» **Stated goal**
Retype everything in the listing, leaving each line exactly as it is.

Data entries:

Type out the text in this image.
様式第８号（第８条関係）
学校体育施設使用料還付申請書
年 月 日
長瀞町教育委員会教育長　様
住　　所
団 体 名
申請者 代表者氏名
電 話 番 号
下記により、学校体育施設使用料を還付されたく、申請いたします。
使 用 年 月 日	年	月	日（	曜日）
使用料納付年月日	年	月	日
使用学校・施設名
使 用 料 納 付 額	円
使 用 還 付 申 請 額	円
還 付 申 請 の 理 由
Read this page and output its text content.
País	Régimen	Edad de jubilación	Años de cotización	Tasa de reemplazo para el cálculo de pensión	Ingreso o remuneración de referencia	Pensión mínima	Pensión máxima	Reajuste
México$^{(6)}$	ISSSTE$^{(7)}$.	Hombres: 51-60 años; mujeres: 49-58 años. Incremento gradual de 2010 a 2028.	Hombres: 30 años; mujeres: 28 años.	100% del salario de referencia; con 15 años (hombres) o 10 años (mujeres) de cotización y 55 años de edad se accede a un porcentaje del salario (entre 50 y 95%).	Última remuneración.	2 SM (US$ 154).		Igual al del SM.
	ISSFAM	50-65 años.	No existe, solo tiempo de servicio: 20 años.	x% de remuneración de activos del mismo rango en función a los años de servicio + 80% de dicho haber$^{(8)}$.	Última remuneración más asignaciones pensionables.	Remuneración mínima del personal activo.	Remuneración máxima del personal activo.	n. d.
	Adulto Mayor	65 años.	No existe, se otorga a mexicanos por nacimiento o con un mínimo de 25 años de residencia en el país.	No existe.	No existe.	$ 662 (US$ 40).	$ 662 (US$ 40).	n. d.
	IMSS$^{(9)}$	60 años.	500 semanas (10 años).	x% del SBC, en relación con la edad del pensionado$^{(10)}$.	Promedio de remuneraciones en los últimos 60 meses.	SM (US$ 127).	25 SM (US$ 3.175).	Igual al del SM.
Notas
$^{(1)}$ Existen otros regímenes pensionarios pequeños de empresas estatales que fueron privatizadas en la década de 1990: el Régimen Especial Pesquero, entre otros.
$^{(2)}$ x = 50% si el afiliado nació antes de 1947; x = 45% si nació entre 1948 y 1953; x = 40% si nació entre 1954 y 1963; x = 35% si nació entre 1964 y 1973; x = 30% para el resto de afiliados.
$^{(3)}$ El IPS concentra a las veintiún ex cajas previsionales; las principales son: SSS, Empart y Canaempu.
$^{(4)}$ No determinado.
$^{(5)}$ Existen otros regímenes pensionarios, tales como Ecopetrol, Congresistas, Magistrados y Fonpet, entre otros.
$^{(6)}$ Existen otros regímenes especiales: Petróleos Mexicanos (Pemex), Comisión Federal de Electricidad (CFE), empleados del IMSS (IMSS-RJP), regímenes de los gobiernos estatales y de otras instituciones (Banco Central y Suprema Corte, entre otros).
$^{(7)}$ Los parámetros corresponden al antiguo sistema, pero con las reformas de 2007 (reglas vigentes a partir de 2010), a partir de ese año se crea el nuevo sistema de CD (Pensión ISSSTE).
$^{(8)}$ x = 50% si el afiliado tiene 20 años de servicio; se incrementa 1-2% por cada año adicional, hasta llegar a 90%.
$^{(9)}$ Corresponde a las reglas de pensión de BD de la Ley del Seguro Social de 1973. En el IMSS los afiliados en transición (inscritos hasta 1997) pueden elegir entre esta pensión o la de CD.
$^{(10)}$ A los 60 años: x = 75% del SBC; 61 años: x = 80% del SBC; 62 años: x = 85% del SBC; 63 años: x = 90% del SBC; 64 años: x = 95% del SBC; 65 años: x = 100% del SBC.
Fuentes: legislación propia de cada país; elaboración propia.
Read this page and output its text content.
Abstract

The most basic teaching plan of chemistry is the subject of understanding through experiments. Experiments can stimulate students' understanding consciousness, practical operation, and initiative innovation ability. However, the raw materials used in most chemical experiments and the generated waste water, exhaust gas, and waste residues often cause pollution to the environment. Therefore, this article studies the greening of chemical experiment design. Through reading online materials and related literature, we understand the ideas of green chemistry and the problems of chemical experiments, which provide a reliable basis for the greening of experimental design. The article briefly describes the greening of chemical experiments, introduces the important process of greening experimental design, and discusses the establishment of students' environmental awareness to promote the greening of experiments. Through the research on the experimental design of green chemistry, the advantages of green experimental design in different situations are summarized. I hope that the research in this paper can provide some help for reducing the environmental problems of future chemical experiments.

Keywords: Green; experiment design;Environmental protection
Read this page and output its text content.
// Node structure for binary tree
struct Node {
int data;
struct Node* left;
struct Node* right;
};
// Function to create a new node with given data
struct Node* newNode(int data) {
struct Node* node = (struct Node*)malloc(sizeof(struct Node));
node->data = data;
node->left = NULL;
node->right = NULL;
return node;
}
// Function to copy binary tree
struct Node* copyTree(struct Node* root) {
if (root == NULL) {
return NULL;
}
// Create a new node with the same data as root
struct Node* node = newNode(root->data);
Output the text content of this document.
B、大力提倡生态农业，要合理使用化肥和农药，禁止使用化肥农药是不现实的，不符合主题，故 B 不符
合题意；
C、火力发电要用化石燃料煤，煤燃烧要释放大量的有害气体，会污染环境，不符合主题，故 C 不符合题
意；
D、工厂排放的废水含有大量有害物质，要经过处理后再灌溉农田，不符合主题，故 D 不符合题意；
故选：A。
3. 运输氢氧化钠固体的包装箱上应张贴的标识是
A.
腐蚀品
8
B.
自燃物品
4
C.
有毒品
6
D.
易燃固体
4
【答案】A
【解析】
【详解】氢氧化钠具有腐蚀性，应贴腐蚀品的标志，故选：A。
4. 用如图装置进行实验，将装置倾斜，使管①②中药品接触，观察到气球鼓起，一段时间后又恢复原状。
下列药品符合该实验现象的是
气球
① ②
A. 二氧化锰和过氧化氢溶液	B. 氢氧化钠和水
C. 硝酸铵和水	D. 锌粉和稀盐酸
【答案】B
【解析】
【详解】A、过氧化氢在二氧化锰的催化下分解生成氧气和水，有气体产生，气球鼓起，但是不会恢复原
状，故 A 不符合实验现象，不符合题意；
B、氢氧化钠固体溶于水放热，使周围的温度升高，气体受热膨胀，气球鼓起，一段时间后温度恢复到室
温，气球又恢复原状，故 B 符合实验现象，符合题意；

» **Full output**
Type out the text in this image.
様式第８号（第８条関係）
学校体育施設使用料還付申請書
年 月 日
長瀞町教育委員会教育長　様
住　　所
団 体 名
申請者 代表者氏名
電 話 番 号
下記により、学校体育施設使用料を還付されたく、申請いたします。
使 用 年 月 日	年	月	日（	曜日）
使用料納付年月日	年	月	日
使用学校・施設名
使 用 料 納 付 額	円
使 用 還 付 申 請 額	円
還 付 申 請 の 理 由
Read this page and output its text content.
País	Régimen	Edad de jubilación	Años de cotización	Tasa de reemplazo para el cálculo de pensión	Ingreso o remuneración de referencia	Pensión mínima	Pensión máxima	Reajuste
México$^{(6)}$	ISSSTE$^{(7)}$.	Hombres: 51-60 años; mujeres: 49-58 años. Incremento gradual de 2010 a 2028.	Hombres: 30 años; mujeres: 28 años.	100% del salario de referencia; con 15 años (hombres) o 10 años (mujeres) de cotización y 55 años de edad se accede a un porcentaje del salario (entre 50 y 95%).	Última remuneración.	2 SM (US$ 154).		Igual al del SM.
	ISSFAM	50-65 años.	No existe, solo tiempo de servicio: 20 años.	x% de remuneración de activos del mismo rango en función a los años de servicio + 80% de dicho haber$^{(8)}$.	Última remuneración más asignaciones pensionables.	Remuneración mínima del personal activo.	Remuneración máxima del personal activo.	n. d.
	Adulto Mayor	65 años.	No existe, se otorga a mexicanos por nacimiento o con un mínimo de 25 años de residencia en el país.	No existe.	No existe.	$ 662 (US$ 40).	$ 662 (US$ 40).	n. d.
	IMSS$^{(9)}$	60 años.	500 semanas (10 años).	x% del SBC, en relación con la edad del pensionado$^{(10)}$.	Promedio de remuneraciones en los últimos 60 meses.	SM (US$ 127).	25 SM (US$ 3.175).	Igual al del SM.
Notas
$^{(1)}$ Existen otros regímenes pensionarios pequeños de empresas estatales que fueron privatizadas en la década de 1990: el Régimen Especial Pesquero, entre otros.
$^{(2)}$ x = 50% si el afiliado nació antes de 1947; x = 45% si nació entre 1948 y 1953; x = 40% si nació entre 1954 y 1963; x = 35% si nació entre 1964 y 1973; x = 30% para el resto de afiliados.
$^{(3)}$ El IPS concentra a las veintiún ex cajas previsionales; las principales son: SSS, Empart y Canaempu.
$^{(4)}$ No determinado.
$^{(5)}$ Existen otros regímenes pensionarios, tales como Ecopetrol, Congresistas, Magistrados y Fonpet, entre otros.
$^{(6)}$ Existen otros regímenes especiales: Petróleos Mexicanos (Pemex), Comisión Federal de Electricidad (CFE), empleados del IMSS (IMSS-RJP), regímenes de los gobiernos estatales y de otras instituciones (Banco Central y Suprema Corte, entre otros).
$^{(7)}$ Los parámetros corresponden al antiguo sistema, pero con las reformas de 2007 (reglas vigentes a partir de 2010), a partir de ese año se crea el nuevo sistema de CD (Pensión ISSSTE).
$^{(8)}$ x = 50% si el afiliado tiene 20 años de servicio; se incrementa 1-2% por cada año adicional, hasta llegar a 90%.
$^{(9)}$ Corresponde a las reglas de pensión de BD de la Ley del Seguro Social de 1973. En el IMSS los afiliados en transición (inscritos hasta 1997) pueden elegir entre esta pensión o la de CD.
$^{(10)}$ A los 60 años: x = 75% del SBC; 61 años: x = 80% del SBC; 62 años: x = 85% del SBC; 63 años: x = 90% del SBC; 64 años: x = 95% del SBC; 65 años: x = 100% del SBC.
Fuentes: legislación propia de cada país; elaboración propia.
Read this page and output its text content.
Abstract

The most basic teaching plan of chemistry is the subject of understanding through experiments. Experiments can stimulate students' understanding consciousness, practical operation, and initiative innovation ability. However, the raw materials used in most chemical experiments and the generated waste water, exhaust gas, and waste residues often cause pollution to the environment. Therefore, this article studies the greening of chemical experiment design. Through reading online materials and related literature, we understand the ideas of green chemistry and the problems of chemical experiments, which provide a reliable basis for the greening of experimental design. The article briefly describes the greening of chemical experiments, introduces the important process of greening experimental design, and discusses the establishment of students' environmental awareness to promote the greening of experiments. Through the research on the experimental design of green chemistry, the advantages of green experimental design in different situations are summarized. I hope that the research in this paper can provide some help for reducing the environmental problems of future chemical experiments.

Keywords: Green; experiment design;Environmental protection
Read this page and output its text content.
// Node structure for binary tree
struct Node {
int data;
struct Node* left;
struct Node* right;
};
// Function to create a new node with given data
struct Node* newNode(int data) {
struct Node* node = (struct Node*)malloc(sizeof(struct Node));
node->data = data;
node->left = NULL;
node->right = NULL;
return node;
}
// Function to copy binary tree
struct Node* copyTree(struct Node* root) {
if (root == NULL) {
return NULL;
}
// Create a new node with the same data as root
struct Node* node = newNode(root->data);
Output the text content of this document.
B、大力提倡生态农业，要合理使用化肥和农药，禁止使用化肥农药是不现实的，不符合主题，故 B 不符
合题意；
C、火力发电要用化石燃料煤，煤燃烧要释放大量的有害气体，会污染环境，不符合主题，故 C 不符合题
意；
D、工厂排放的废水含有大量有害物质，要经过处理后再灌溉农田，不符合主题，故 D 不符合题意；
故选：A。
3. 运输氢氧化钠固体的包装箱上应张贴的标识是
A.
腐蚀品
8
B.
自燃物品
4
C.
有毒品
6
D.
易燃固体
4
【答案】A
【解析】
【详解】氢氧化钠具有腐蚀性，应贴腐蚀品的标志，故选：A。
4. 用如图装置进行实验，将装置倾斜，使管①②中药品接触，观察到气球鼓起，一段时间后又恢复原状。
下列药品符合该实验现象的是
气球
① ②
A. 二氧化锰和过氧化氢溶液	B. 氢氧化钠和水
C. 硝酸铵和水	D. 锌粉和稀盐酸
【答案】B
【解析】
【详解】A、过氧化氢在二氧化锰的催化下分解生成氧气和水，有气体产生，气球鼓起，但是不会恢复原
状，故 A 不符合实验现象，不符合题意；
B、氢氧化钠固体溶于水放热，使周围的温度升高，气体受热膨胀，气球鼓起，一段时间后温度恢复到室
温，气球又恢复原状，故 B 符合实验现象，符合题意；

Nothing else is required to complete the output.